Record list:

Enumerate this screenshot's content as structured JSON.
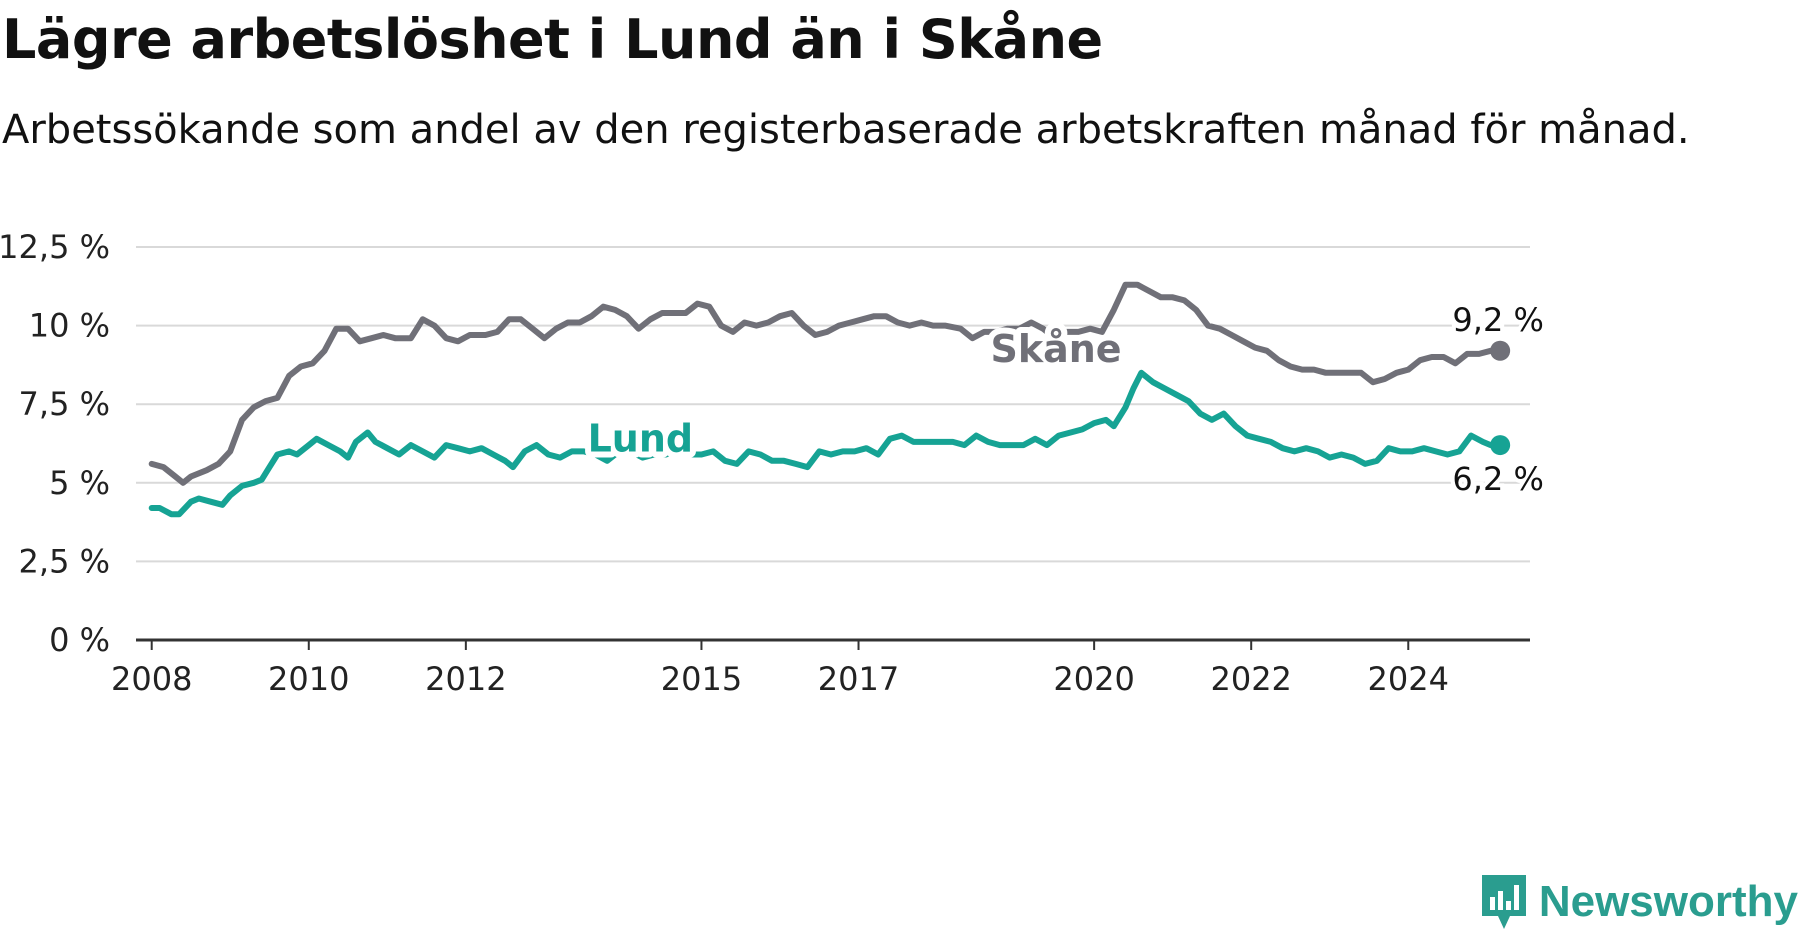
{
  "header": {
    "title": "Lägre arbetslöshet i Lund än i Skåne",
    "subtitle": "Arbetssökande som andel av den registerbaserade arbetskraften månad för månad."
  },
  "brand": {
    "name": "Newsworthy",
    "icon": "newsworthy-logo-icon",
    "color": "#2a9d8f"
  },
  "chart_data": {
    "type": "line",
    "title": "Lägre arbetslöshet i Lund än i Skåne",
    "subtitle": "Arbetssökande som andel av den registerbaserade arbetskraften månad för månad.",
    "xlabel": "",
    "ylabel": "",
    "xlim": [
      2007.8,
      2025.55
    ],
    "ylim": [
      0,
      12.5
    ],
    "y_ticks": [
      0,
      2.5,
      5,
      7.5,
      10,
      12.5
    ],
    "y_tick_labels": [
      "0 %",
      "2,5 %",
      "5 %",
      "7,5 %",
      "10 %",
      "12,5 %"
    ],
    "x_ticks": [
      2008,
      2010,
      2012,
      2015,
      2017,
      2020,
      2022,
      2024
    ],
    "x_tick_labels": [
      "2008",
      "2010",
      "2012",
      "2015",
      "2017",
      "2020",
      "2022",
      "2024"
    ],
    "grid": true,
    "legend": "none (direct labels)",
    "series": [
      {
        "name": "Skåne",
        "color": "#707078",
        "end_label": "9,2 %",
        "points": [
          [
            2008.0,
            5.6
          ],
          [
            2008.15,
            5.5
          ],
          [
            2008.3,
            5.2
          ],
          [
            2008.4,
            5.0
          ],
          [
            2008.5,
            5.2
          ],
          [
            2008.7,
            5.4
          ],
          [
            2008.85,
            5.6
          ],
          [
            2009.0,
            6.0
          ],
          [
            2009.15,
            7.0
          ],
          [
            2009.3,
            7.4
          ],
          [
            2009.45,
            7.6
          ],
          [
            2009.6,
            7.7
          ],
          [
            2009.75,
            8.4
          ],
          [
            2009.9,
            8.7
          ],
          [
            2010.05,
            8.8
          ],
          [
            2010.2,
            9.2
          ],
          [
            2010.35,
            9.9
          ],
          [
            2010.5,
            9.9
          ],
          [
            2010.65,
            9.5
          ],
          [
            2010.8,
            9.6
          ],
          [
            2010.95,
            9.7
          ],
          [
            2011.1,
            9.6
          ],
          [
            2011.3,
            9.6
          ],
          [
            2011.45,
            10.2
          ],
          [
            2011.6,
            10.0
          ],
          [
            2011.75,
            9.6
          ],
          [
            2011.9,
            9.5
          ],
          [
            2012.05,
            9.7
          ],
          [
            2012.25,
            9.7
          ],
          [
            2012.4,
            9.8
          ],
          [
            2012.55,
            10.2
          ],
          [
            2012.7,
            10.2
          ],
          [
            2012.85,
            9.9
          ],
          [
            2013.0,
            9.6
          ],
          [
            2013.15,
            9.9
          ],
          [
            2013.3,
            10.1
          ],
          [
            2013.45,
            10.1
          ],
          [
            2013.6,
            10.3
          ],
          [
            2013.75,
            10.6
          ],
          [
            2013.9,
            10.5
          ],
          [
            2014.05,
            10.3
          ],
          [
            2014.2,
            9.9
          ],
          [
            2014.35,
            10.2
          ],
          [
            2014.5,
            10.4
          ],
          [
            2014.65,
            10.4
          ],
          [
            2014.8,
            10.4
          ],
          [
            2014.95,
            10.7
          ],
          [
            2015.1,
            10.6
          ],
          [
            2015.25,
            10.0
          ],
          [
            2015.4,
            9.8
          ],
          [
            2015.55,
            10.1
          ],
          [
            2015.7,
            10.0
          ],
          [
            2015.85,
            10.1
          ],
          [
            2016.0,
            10.3
          ],
          [
            2016.15,
            10.4
          ],
          [
            2016.3,
            10.0
          ],
          [
            2016.45,
            9.7
          ],
          [
            2016.6,
            9.8
          ],
          [
            2016.75,
            10.0
          ],
          [
            2016.9,
            10.1
          ],
          [
            2017.05,
            10.2
          ],
          [
            2017.2,
            10.3
          ],
          [
            2017.35,
            10.3
          ],
          [
            2017.5,
            10.1
          ],
          [
            2017.65,
            10.0
          ],
          [
            2017.8,
            10.1
          ],
          [
            2017.95,
            10.0
          ],
          [
            2018.1,
            10.0
          ],
          [
            2018.3,
            9.9
          ],
          [
            2018.45,
            9.6
          ],
          [
            2018.6,
            9.8
          ],
          [
            2018.75,
            9.8
          ],
          [
            2018.9,
            9.9
          ],
          [
            2019.05,
            9.9
          ],
          [
            2019.2,
            10.1
          ],
          [
            2019.35,
            9.9
          ],
          [
            2019.5,
            9.6
          ],
          [
            2019.65,
            9.8
          ],
          [
            2019.8,
            9.8
          ],
          [
            2019.95,
            9.9
          ],
          [
            2020.1,
            9.8
          ],
          [
            2020.25,
            10.5
          ],
          [
            2020.4,
            11.3
          ],
          [
            2020.55,
            11.3
          ],
          [
            2020.7,
            11.1
          ],
          [
            2020.85,
            10.9
          ],
          [
            2021.0,
            10.9
          ],
          [
            2021.15,
            10.8
          ],
          [
            2021.3,
            10.5
          ],
          [
            2021.45,
            10.0
          ],
          [
            2021.6,
            9.9
          ],
          [
            2021.75,
            9.7
          ],
          [
            2021.9,
            9.5
          ],
          [
            2022.05,
            9.3
          ],
          [
            2022.2,
            9.2
          ],
          [
            2022.35,
            8.9
          ],
          [
            2022.5,
            8.7
          ],
          [
            2022.65,
            8.6
          ],
          [
            2022.8,
            8.6
          ],
          [
            2022.95,
            8.5
          ],
          [
            2023.1,
            8.5
          ],
          [
            2023.25,
            8.5
          ],
          [
            2023.4,
            8.5
          ],
          [
            2023.55,
            8.2
          ],
          [
            2023.7,
            8.3
          ],
          [
            2023.85,
            8.5
          ],
          [
            2024.0,
            8.6
          ],
          [
            2024.15,
            8.9
          ],
          [
            2024.3,
            9.0
          ],
          [
            2024.45,
            9.0
          ],
          [
            2024.6,
            8.8
          ],
          [
            2024.75,
            9.1
          ],
          [
            2024.9,
            9.1
          ],
          [
            2025.05,
            9.2
          ],
          [
            2025.17,
            9.2
          ]
        ]
      },
      {
        "name": "Lund",
        "color": "#16a394",
        "end_label": "6,2 %",
        "points": [
          [
            2008.0,
            4.2
          ],
          [
            2008.1,
            4.2
          ],
          [
            2008.25,
            4.0
          ],
          [
            2008.35,
            4.0
          ],
          [
            2008.5,
            4.4
          ],
          [
            2008.6,
            4.5
          ],
          [
            2008.75,
            4.4
          ],
          [
            2008.9,
            4.3
          ],
          [
            2009.0,
            4.6
          ],
          [
            2009.15,
            4.9
          ],
          [
            2009.3,
            5.0
          ],
          [
            2009.4,
            5.1
          ],
          [
            2009.5,
            5.5
          ],
          [
            2009.6,
            5.9
          ],
          [
            2009.75,
            6.0
          ],
          [
            2009.85,
            5.9
          ],
          [
            2010.0,
            6.2
          ],
          [
            2010.1,
            6.4
          ],
          [
            2010.25,
            6.2
          ],
          [
            2010.4,
            6.0
          ],
          [
            2010.5,
            5.8
          ],
          [
            2010.6,
            6.3
          ],
          [
            2010.75,
            6.6
          ],
          [
            2010.85,
            6.3
          ],
          [
            2011.0,
            6.1
          ],
          [
            2011.15,
            5.9
          ],
          [
            2011.3,
            6.2
          ],
          [
            2011.45,
            6.0
          ],
          [
            2011.6,
            5.8
          ],
          [
            2011.75,
            6.2
          ],
          [
            2011.9,
            6.1
          ],
          [
            2012.05,
            6.0
          ],
          [
            2012.2,
            6.1
          ],
          [
            2012.35,
            5.9
          ],
          [
            2012.5,
            5.7
          ],
          [
            2012.6,
            5.5
          ],
          [
            2012.75,
            6.0
          ],
          [
            2012.9,
            6.2
          ],
          [
            2013.05,
            5.9
          ],
          [
            2013.2,
            5.8
          ],
          [
            2013.35,
            6.0
          ],
          [
            2013.5,
            6.0
          ],
          [
            2013.65,
            5.9
          ],
          [
            2013.8,
            5.7
          ],
          [
            2013.95,
            6.0
          ],
          [
            2014.1,
            6.0
          ],
          [
            2014.25,
            5.8
          ],
          [
            2014.4,
            5.9
          ],
          [
            2014.55,
            5.9
          ],
          [
            2014.7,
            6.1
          ],
          [
            2014.85,
            5.9
          ],
          [
            2015.0,
            5.9
          ],
          [
            2015.15,
            6.0
          ],
          [
            2015.3,
            5.7
          ],
          [
            2015.45,
            5.6
          ],
          [
            2015.6,
            6.0
          ],
          [
            2015.75,
            5.9
          ],
          [
            2015.9,
            5.7
          ],
          [
            2016.05,
            5.7
          ],
          [
            2016.2,
            5.6
          ],
          [
            2016.35,
            5.5
          ],
          [
            2016.5,
            6.0
          ],
          [
            2016.65,
            5.9
          ],
          [
            2016.8,
            6.0
          ],
          [
            2016.95,
            6.0
          ],
          [
            2017.1,
            6.1
          ],
          [
            2017.25,
            5.9
          ],
          [
            2017.4,
            6.4
          ],
          [
            2017.55,
            6.5
          ],
          [
            2017.7,
            6.3
          ],
          [
            2017.85,
            6.3
          ],
          [
            2018.05,
            6.3
          ],
          [
            2018.2,
            6.3
          ],
          [
            2018.35,
            6.2
          ],
          [
            2018.5,
            6.5
          ],
          [
            2018.65,
            6.3
          ],
          [
            2018.8,
            6.2
          ],
          [
            2018.95,
            6.2
          ],
          [
            2019.1,
            6.2
          ],
          [
            2019.25,
            6.4
          ],
          [
            2019.4,
            6.2
          ],
          [
            2019.55,
            6.5
          ],
          [
            2019.7,
            6.6
          ],
          [
            2019.85,
            6.7
          ],
          [
            2020.0,
            6.9
          ],
          [
            2020.15,
            7.0
          ],
          [
            2020.25,
            6.8
          ],
          [
            2020.4,
            7.4
          ],
          [
            2020.5,
            8.0
          ],
          [
            2020.6,
            8.5
          ],
          [
            2020.75,
            8.2
          ],
          [
            2020.9,
            8.0
          ],
          [
            2021.05,
            7.8
          ],
          [
            2021.2,
            7.6
          ],
          [
            2021.35,
            7.2
          ],
          [
            2021.5,
            7.0
          ],
          [
            2021.65,
            7.2
          ],
          [
            2021.8,
            6.8
          ],
          [
            2021.95,
            6.5
          ],
          [
            2022.1,
            6.4
          ],
          [
            2022.25,
            6.3
          ],
          [
            2022.4,
            6.1
          ],
          [
            2022.55,
            6.0
          ],
          [
            2022.7,
            6.1
          ],
          [
            2022.85,
            6.0
          ],
          [
            2023.0,
            5.8
          ],
          [
            2023.15,
            5.9
          ],
          [
            2023.3,
            5.8
          ],
          [
            2023.45,
            5.6
          ],
          [
            2023.6,
            5.7
          ],
          [
            2023.75,
            6.1
          ],
          [
            2023.9,
            6.0
          ],
          [
            2024.05,
            6.0
          ],
          [
            2024.2,
            6.1
          ],
          [
            2024.35,
            6.0
          ],
          [
            2024.5,
            5.9
          ],
          [
            2024.65,
            6.0
          ],
          [
            2024.8,
            6.5
          ],
          [
            2024.95,
            6.3
          ],
          [
            2025.05,
            6.2
          ],
          [
            2025.17,
            6.2
          ]
        ]
      }
    ]
  }
}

Problem to work on:
Report how many lines above hold the string "color", giving nothing but the number.

Finished answer:
3